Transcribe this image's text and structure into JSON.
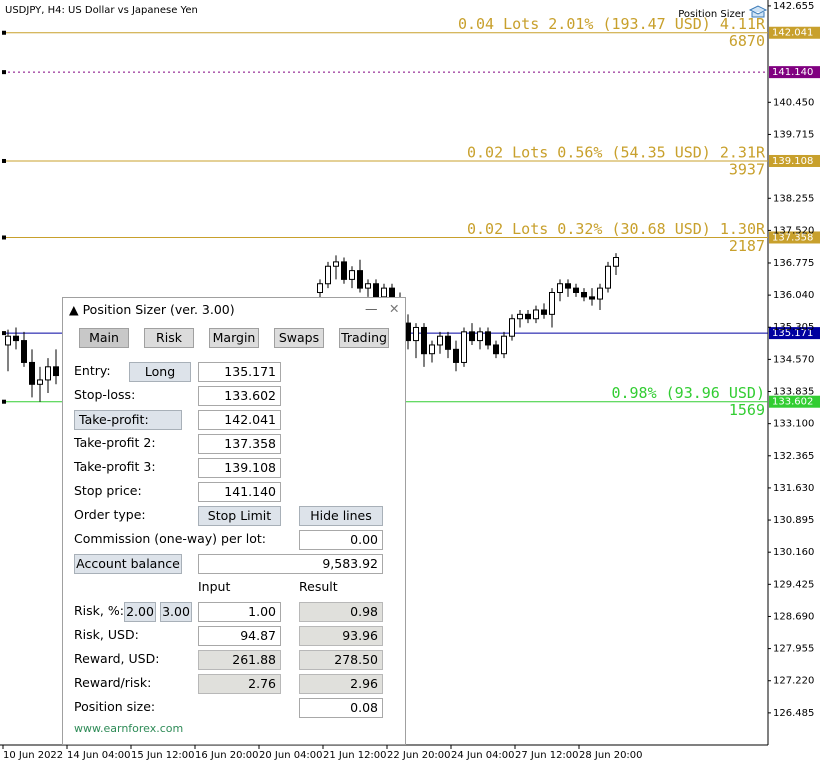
{
  "header": {
    "symbol": "USDJPY, H4:  US Dollar vs Japanese Yen",
    "indicator": "Position Sizer"
  },
  "chart_data": {
    "type": "candlestick",
    "open": [
      134.9,
      135.1,
      135.0,
      134.5,
      134.0,
      134.1,
      134.4,
      null,
      null,
      null,
      null,
      null,
      null,
      null,
      null,
      null,
      null,
      null,
      null,
      null,
      null,
      null,
      null,
      null,
      null,
      null,
      null,
      null,
      null,
      null,
      null,
      null,
      null,
      null,
      null,
      null,
      null,
      null,
      null,
      136.1,
      136.3,
      136.7,
      136.8,
      136.4,
      136.6,
      136.2,
      136.3,
      136.0,
      136.2,
      135.9,
      135.4,
      135.0,
      135.3,
      134.7,
      134.9,
      135.1,
      134.8,
      134.5,
      135.2,
      135.0,
      135.2,
      134.9,
      134.7,
      135.1,
      135.5,
      135.6,
      135.5,
      135.7,
      135.6,
      136.1,
      136.3,
      136.2,
      136.1,
      136.0,
      135.95,
      136.2,
      136.7
    ],
    "high": [
      135.25,
      135.3,
      135.2,
      134.8,
      134.4,
      134.6,
      134.8,
      null,
      null,
      null,
      null,
      null,
      null,
      null,
      null,
      null,
      null,
      null,
      null,
      null,
      null,
      null,
      null,
      null,
      null,
      null,
      null,
      null,
      null,
      null,
      null,
      null,
      null,
      null,
      null,
      null,
      null,
      null,
      null,
      136.4,
      136.8,
      136.95,
      136.9,
      136.7,
      136.85,
      136.4,
      136.4,
      136.3,
      136.3,
      136.1,
      135.6,
      135.4,
      135.4,
      135.0,
      135.2,
      135.2,
      135.0,
      135.3,
      135.4,
      135.3,
      135.3,
      135.0,
      135.2,
      135.6,
      135.7,
      135.7,
      135.8,
      135.85,
      136.2,
      136.4,
      136.4,
      136.3,
      136.2,
      136.2,
      136.3,
      136.8,
      137.0
    ],
    "low": [
      134.3,
      134.8,
      134.4,
      133.7,
      133.6,
      133.8,
      134.0,
      null,
      null,
      null,
      null,
      null,
      null,
      null,
      null,
      null,
      null,
      null,
      null,
      null,
      null,
      null,
      null,
      null,
      null,
      null,
      null,
      null,
      null,
      null,
      null,
      null,
      null,
      null,
      null,
      null,
      null,
      null,
      null,
      135.9,
      136.2,
      136.4,
      136.3,
      136.2,
      136.1,
      136.0,
      135.9,
      135.9,
      135.8,
      135.3,
      134.8,
      134.6,
      134.4,
      134.5,
      134.7,
      134.6,
      134.3,
      134.4,
      134.9,
      134.8,
      134.8,
      134.6,
      134.6,
      135.0,
      135.3,
      135.4,
      135.4,
      135.5,
      135.3,
      135.9,
      136.0,
      136.0,
      135.9,
      135.8,
      135.7,
      136.1,
      136.5
    ],
    "close": [
      135.1,
      135.0,
      134.5,
      134.0,
      134.1,
      134.4,
      134.2,
      null,
      null,
      null,
      null,
      null,
      null,
      null,
      null,
      null,
      null,
      null,
      null,
      null,
      null,
      null,
      null,
      null,
      null,
      null,
      null,
      null,
      null,
      null,
      null,
      null,
      null,
      null,
      null,
      null,
      null,
      null,
      null,
      136.3,
      136.7,
      136.8,
      136.4,
      136.6,
      136.2,
      136.3,
      136.0,
      136.2,
      135.9,
      135.4,
      135.0,
      135.3,
      134.7,
      134.9,
      135.1,
      134.8,
      134.5,
      135.2,
      135.0,
      135.2,
      134.9,
      134.7,
      135.1,
      135.5,
      135.6,
      135.5,
      135.7,
      135.6,
      136.1,
      136.3,
      136.2,
      136.1,
      136.0,
      135.95,
      136.2,
      136.7,
      136.9
    ],
    "ylim": [
      125.75,
      142.79
    ],
    "yticks": [
      {
        "value": 142.655,
        "label": "142.655"
      },
      {
        "value": 140.45,
        "label": "140.450"
      },
      {
        "value": 139.715,
        "label": "139.715"
      },
      {
        "value": 138.255,
        "label": "138.255"
      },
      {
        "value": 137.52,
        "label": "137.520"
      },
      {
        "value": 136.775,
        "label": "136.775"
      },
      {
        "value": 136.04,
        "label": "136.040"
      },
      {
        "value": 135.305,
        "label": "135.305"
      },
      {
        "value": 134.57,
        "label": "134.570"
      },
      {
        "value": 133.835,
        "label": "133.835"
      },
      {
        "value": 133.1,
        "label": "133.100"
      },
      {
        "value": 132.365,
        "label": "132.365"
      },
      {
        "value": 131.63,
        "label": "131.630"
      },
      {
        "value": 130.895,
        "label": "130.895"
      },
      {
        "value": 130.16,
        "label": "130.160"
      },
      {
        "value": 129.425,
        "label": "129.425"
      },
      {
        "value": 128.69,
        "label": "128.690"
      },
      {
        "value": 127.955,
        "label": "127.955"
      },
      {
        "value": 127.22,
        "label": "127.220"
      },
      {
        "value": 126.485,
        "label": "126.485"
      }
    ],
    "xticks": [
      "10 Jun 2022",
      "14 Jun 04:00",
      "15 Jun 12:00",
      "16 Jun 20:00",
      "20 Jun 04:00",
      "21 Jun 12:00",
      "22 Jun 20:00",
      "24 Jun 04:00",
      "27 Jun 12:00",
      "28 Jun 20:00"
    ],
    "levels": [
      {
        "price": {
          "value": 142.041,
          "label": "142.041"
        },
        "color": "#c8a02c",
        "style": "solid",
        "info": "0.04 Lots 2.01% (193.47 USD) 4.11R",
        "points": "6870"
      },
      {
        "price": {
          "value": 141.14,
          "label": "141.140"
        },
        "color": "#800080",
        "style": "dotted"
      },
      {
        "price": {
          "value": 139.108,
          "label": "139.108"
        },
        "color": "#c8a02c",
        "style": "solid",
        "info": "0.02 Lots 0.56% (54.35 USD) 2.31R",
        "points": "3937"
      },
      {
        "price": {
          "value": 137.358,
          "label": "137.358"
        },
        "color": "#c8a02c",
        "style": "solid",
        "info": "0.02 Lots 0.32% (30.68 USD) 1.30R",
        "points": "2187"
      },
      {
        "price": {
          "value": 135.171,
          "label": "135.171"
        },
        "color": "#0000a0",
        "style": "solid"
      },
      {
        "price": {
          "value": 133.602,
          "label": "133.602"
        },
        "color": "#32cd32",
        "style": "solid",
        "info": "0.98% (93.96 USD)",
        "points": "1569"
      }
    ]
  },
  "panel": {
    "title": "Position Sizer (ver. 3.00)",
    "tabs": [
      "Main",
      "Risk",
      "Margin",
      "Swaps",
      "Trading"
    ],
    "entry": {
      "label": "Entry:",
      "button": "Long",
      "value": "135.171"
    },
    "stop_loss": {
      "label": "Stop-loss:",
      "value": "133.602"
    },
    "take_profit": {
      "label": "Take-profit:",
      "value": "142.041"
    },
    "take_profit_2": {
      "label": "Take-profit 2:",
      "value": "137.358"
    },
    "take_profit_3": {
      "label": "Take-profit 3:",
      "value": "139.108"
    },
    "stop_price": {
      "label": "Stop price:",
      "value": "141.140"
    },
    "order_type": {
      "label": "Order type:",
      "button": "Stop Limit",
      "hide": "Hide lines"
    },
    "commission": {
      "label": "Commission (one-way) per lot:",
      "value": "0.00"
    },
    "account_balance": {
      "label": "Account balance",
      "value": "9,583.92"
    },
    "columns": [
      "Input",
      "Result"
    ],
    "risk_pct": {
      "label": "Risk, %:",
      "presets": [
        "2.00",
        "3.00"
      ],
      "input": "1.00",
      "result": "0.98"
    },
    "risk_usd": {
      "label": "Risk, USD:",
      "input": "94.87",
      "result": "93.96"
    },
    "reward": {
      "label": "Reward, USD:",
      "input": "261.88",
      "result": "278.50"
    },
    "reward_risk": {
      "label": "Reward/risk:",
      "input": "2.76",
      "result": "2.96"
    },
    "position_size": {
      "label": "Position size:",
      "result": "0.08"
    },
    "link": "www.earnforex.com"
  }
}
----------------
Lines containing "info" are to be counted. State the total and add nothing.

The reply:
4